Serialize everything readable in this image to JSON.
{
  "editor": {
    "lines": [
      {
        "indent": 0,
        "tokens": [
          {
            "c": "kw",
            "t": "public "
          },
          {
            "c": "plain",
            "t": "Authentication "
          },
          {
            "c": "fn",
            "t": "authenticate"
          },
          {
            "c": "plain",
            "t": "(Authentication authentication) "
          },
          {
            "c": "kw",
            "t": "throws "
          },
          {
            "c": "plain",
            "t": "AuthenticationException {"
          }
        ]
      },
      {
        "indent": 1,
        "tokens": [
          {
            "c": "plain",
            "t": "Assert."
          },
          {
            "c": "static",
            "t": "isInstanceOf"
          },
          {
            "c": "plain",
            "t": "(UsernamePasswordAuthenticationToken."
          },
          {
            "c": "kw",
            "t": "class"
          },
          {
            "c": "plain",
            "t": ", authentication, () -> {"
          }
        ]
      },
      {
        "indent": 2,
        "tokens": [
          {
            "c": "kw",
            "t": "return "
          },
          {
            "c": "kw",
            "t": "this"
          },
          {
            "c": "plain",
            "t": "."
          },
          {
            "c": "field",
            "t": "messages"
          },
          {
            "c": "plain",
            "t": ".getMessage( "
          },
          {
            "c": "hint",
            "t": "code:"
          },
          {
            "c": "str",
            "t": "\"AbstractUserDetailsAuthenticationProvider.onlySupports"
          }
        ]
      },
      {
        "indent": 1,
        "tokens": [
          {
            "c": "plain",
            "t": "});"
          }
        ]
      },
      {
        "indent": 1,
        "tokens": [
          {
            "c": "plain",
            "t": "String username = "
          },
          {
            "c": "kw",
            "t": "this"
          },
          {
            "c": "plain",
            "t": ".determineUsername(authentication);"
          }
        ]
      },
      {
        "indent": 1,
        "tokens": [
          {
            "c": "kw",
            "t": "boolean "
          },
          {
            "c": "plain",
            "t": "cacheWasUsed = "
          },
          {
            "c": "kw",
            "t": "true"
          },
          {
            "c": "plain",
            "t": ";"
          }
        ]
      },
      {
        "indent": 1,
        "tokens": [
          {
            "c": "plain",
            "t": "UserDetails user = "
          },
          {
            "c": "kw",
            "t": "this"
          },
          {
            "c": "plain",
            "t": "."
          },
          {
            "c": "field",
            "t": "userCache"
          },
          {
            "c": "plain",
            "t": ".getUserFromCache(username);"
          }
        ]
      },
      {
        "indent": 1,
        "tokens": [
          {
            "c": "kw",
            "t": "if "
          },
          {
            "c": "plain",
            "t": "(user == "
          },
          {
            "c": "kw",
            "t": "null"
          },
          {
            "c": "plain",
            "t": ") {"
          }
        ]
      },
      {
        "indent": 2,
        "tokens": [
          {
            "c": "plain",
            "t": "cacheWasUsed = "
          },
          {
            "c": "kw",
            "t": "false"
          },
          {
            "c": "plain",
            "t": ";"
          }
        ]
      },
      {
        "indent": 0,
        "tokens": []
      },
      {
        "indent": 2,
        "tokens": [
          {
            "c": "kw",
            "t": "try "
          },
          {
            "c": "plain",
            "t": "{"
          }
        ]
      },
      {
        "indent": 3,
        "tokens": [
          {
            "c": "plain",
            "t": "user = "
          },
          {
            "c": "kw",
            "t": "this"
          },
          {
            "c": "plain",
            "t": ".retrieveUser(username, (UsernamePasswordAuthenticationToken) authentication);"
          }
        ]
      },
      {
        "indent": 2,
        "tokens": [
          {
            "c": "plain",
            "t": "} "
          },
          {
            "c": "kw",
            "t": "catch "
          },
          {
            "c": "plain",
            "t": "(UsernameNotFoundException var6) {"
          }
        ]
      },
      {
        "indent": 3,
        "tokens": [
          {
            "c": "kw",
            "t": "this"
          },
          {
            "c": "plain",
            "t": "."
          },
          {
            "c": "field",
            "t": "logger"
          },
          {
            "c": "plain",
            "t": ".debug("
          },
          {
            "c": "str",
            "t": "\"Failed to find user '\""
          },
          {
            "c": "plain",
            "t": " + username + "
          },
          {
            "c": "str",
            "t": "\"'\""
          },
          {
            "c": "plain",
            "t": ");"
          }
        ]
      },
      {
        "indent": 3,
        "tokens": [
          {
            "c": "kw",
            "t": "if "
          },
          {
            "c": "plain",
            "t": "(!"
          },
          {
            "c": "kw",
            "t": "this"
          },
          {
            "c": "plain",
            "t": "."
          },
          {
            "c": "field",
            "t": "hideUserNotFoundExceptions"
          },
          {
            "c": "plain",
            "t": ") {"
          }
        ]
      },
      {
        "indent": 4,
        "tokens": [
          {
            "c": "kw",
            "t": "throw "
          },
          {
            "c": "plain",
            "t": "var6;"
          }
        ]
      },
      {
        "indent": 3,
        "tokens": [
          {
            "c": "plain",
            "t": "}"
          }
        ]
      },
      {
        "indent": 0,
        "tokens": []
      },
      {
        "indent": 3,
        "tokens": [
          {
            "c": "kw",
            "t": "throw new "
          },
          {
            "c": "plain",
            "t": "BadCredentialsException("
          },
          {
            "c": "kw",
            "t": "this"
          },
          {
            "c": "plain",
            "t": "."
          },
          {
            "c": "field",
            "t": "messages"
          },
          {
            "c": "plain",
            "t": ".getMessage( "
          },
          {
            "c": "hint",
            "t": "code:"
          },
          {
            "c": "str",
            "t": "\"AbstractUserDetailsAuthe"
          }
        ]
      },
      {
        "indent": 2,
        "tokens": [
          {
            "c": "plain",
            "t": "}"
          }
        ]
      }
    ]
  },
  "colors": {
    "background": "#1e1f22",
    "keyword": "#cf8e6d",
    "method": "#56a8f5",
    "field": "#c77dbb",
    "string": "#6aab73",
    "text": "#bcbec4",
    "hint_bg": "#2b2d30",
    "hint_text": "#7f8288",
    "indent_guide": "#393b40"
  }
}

++++++++

Write out all of the records above exactly as they appear.

◆ **Exercise output**:
Serialize everything readable in this image to JSON.
{
  "editor": {
    "lines": [
      {
        "indent": 0,
        "tokens": [
          {
            "c": "kw",
            "t": "public "
          },
          {
            "c": "plain",
            "t": "Authentication "
          },
          {
            "c": "fn",
            "t": "authenticate"
          },
          {
            "c": "plain",
            "t": "(Authentication authentication) "
          },
          {
            "c": "kw",
            "t": "throws "
          },
          {
            "c": "plain",
            "t": "AuthenticationException {"
          }
        ]
      },
      {
        "indent": 1,
        "tokens": [
          {
            "c": "plain",
            "t": "Assert."
          },
          {
            "c": "static",
            "t": "isInstanceOf"
          },
          {
            "c": "plain",
            "t": "(UsernamePasswordAuthenticationToken."
          },
          {
            "c": "kw",
            "t": "class"
          },
          {
            "c": "plain",
            "t": ", authentication, () -> {"
          }
        ]
      },
      {
        "indent": 2,
        "tokens": [
          {
            "c": "kw",
            "t": "return "
          },
          {
            "c": "kw",
            "t": "this"
          },
          {
            "c": "plain",
            "t": "."
          },
          {
            "c": "field",
            "t": "messages"
          },
          {
            "c": "plain",
            "t": ".getMessage( "
          },
          {
            "c": "hint",
            "t": "code:"
          },
          {
            "c": "str",
            "t": "\"AbstractUserDetailsAuthenticationProvider.onlySupports"
          }
        ]
      },
      {
        "indent": 1,
        "tokens": [
          {
            "c": "plain",
            "t": "});"
          }
        ]
      },
      {
        "indent": 1,
        "tokens": [
          {
            "c": "plain",
            "t": "String username = "
          },
          {
            "c": "kw",
            "t": "this"
          },
          {
            "c": "plain",
            "t": ".determineUsername(authentication);"
          }
        ]
      },
      {
        "indent": 1,
        "tokens": [
          {
            "c": "kw",
            "t": "boolean "
          },
          {
            "c": "plain",
            "t": "cacheWasUsed = "
          },
          {
            "c": "kw",
            "t": "true"
          },
          {
            "c": "plain",
            "t": ";"
          }
        ]
      },
      {
        "indent": 1,
        "tokens": [
          {
            "c": "plain",
            "t": "UserDetails user = "
          },
          {
            "c": "kw",
            "t": "this"
          },
          {
            "c": "plain",
            "t": "."
          },
          {
            "c": "field",
            "t": "userCache"
          },
          {
            "c": "plain",
            "t": ".getUserFromCache(username);"
          }
        ]
      },
      {
        "indent": 1,
        "tokens": [
          {
            "c": "kw",
            "t": "if "
          },
          {
            "c": "plain",
            "t": "(user == "
          },
          {
            "c": "kw",
            "t": "null"
          },
          {
            "c": "plain",
            "t": ") {"
          }
        ]
      },
      {
        "indent": 2,
        "tokens": [
          {
            "c": "plain",
            "t": "cacheWasUsed = "
          },
          {
            "c": "kw",
            "t": "false"
          },
          {
            "c": "plain",
            "t": ";"
          }
        ]
      },
      {
        "indent": 0,
        "tokens": []
      },
      {
        "indent": 2,
        "tokens": [
          {
            "c": "kw",
            "t": "try "
          },
          {
            "c": "plain",
            "t": "{"
          }
        ]
      },
      {
        "indent": 3,
        "tokens": [
          {
            "c": "plain",
            "t": "user = "
          },
          {
            "c": "kw",
            "t": "this"
          },
          {
            "c": "plain",
            "t": ".retrieveUser(username, (UsernamePasswordAuthenticationToken) authentication);"
          }
        ]
      },
      {
        "indent": 2,
        "tokens": [
          {
            "c": "plain",
            "t": "} "
          },
          {
            "c": "kw",
            "t": "catch "
          },
          {
            "c": "plain",
            "t": "(UsernameNotFoundException var6) {"
          }
        ]
      },
      {
        "indent": 3,
        "tokens": [
          {
            "c": "kw",
            "t": "this"
          },
          {
            "c": "plain",
            "t": "."
          },
          {
            "c": "field",
            "t": "logger"
          },
          {
            "c": "plain",
            "t": ".debug("
          },
          {
            "c": "str",
            "t": "\"Failed to find user '\""
          },
          {
            "c": "plain",
            "t": " + username + "
          },
          {
            "c": "str",
            "t": "\"'\""
          },
          {
            "c": "plain",
            "t": ");"
          }
        ]
      },
      {
        "indent": 3,
        "tokens": [
          {
            "c": "kw",
            "t": "if "
          },
          {
            "c": "plain",
            "t": "(!"
          },
          {
            "c": "kw",
            "t": "this"
          },
          {
            "c": "plain",
            "t": "."
          },
          {
            "c": "field",
            "t": "hideUserNotFoundExceptions"
          },
          {
            "c": "plain",
            "t": ") {"
          }
        ]
      },
      {
        "indent": 4,
        "tokens": [
          {
            "c": "kw",
            "t": "throw "
          },
          {
            "c": "plain",
            "t": "var6;"
          }
        ]
      },
      {
        "indent": 3,
        "tokens": [
          {
            "c": "plain",
            "t": "}"
          }
        ]
      },
      {
        "indent": 0,
        "tokens": []
      },
      {
        "indent": 3,
        "tokens": [
          {
            "c": "kw",
            "t": "throw new "
          },
          {
            "c": "plain",
            "t": "BadCredentialsException("
          },
          {
            "c": "kw",
            "t": "this"
          },
          {
            "c": "plain",
            "t": "."
          },
          {
            "c": "field",
            "t": "messages"
          },
          {
            "c": "plain",
            "t": ".getMessage( "
          },
          {
            "c": "hint",
            "t": "code:"
          },
          {
            "c": "str",
            "t": "\"AbstractUserDetailsAuthe"
          }
        ]
      },
      {
        "indent": 2,
        "tokens": [
          {
            "c": "plain",
            "t": "}"
          }
        ]
      }
    ]
  },
  "colors": {
    "background": "#1e1f22",
    "keyword": "#cf8e6d",
    "method": "#56a8f5",
    "field": "#c77dbb",
    "string": "#6aab73",
    "text": "#bcbec4",
    "hint_bg": "#2b2d30",
    "hint_text": "#7f8288",
    "indent_guide": "#393b40"
  }
}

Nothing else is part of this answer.